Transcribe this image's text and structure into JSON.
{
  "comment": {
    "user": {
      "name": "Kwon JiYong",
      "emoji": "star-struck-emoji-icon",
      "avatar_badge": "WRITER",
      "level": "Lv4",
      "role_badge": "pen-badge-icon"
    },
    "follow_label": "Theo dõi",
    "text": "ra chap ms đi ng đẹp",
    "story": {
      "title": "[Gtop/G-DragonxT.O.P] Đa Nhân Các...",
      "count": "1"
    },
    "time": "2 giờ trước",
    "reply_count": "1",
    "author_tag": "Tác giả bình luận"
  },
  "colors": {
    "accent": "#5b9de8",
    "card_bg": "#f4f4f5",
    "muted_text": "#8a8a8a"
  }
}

+ + + + + + +

> **Directions for this task**
Write out each line of the data that holds the string "icon".

> **Correct output**
      "emoji": "star-struck-emoji-icon",
      "role_badge": "pen-badge-icon"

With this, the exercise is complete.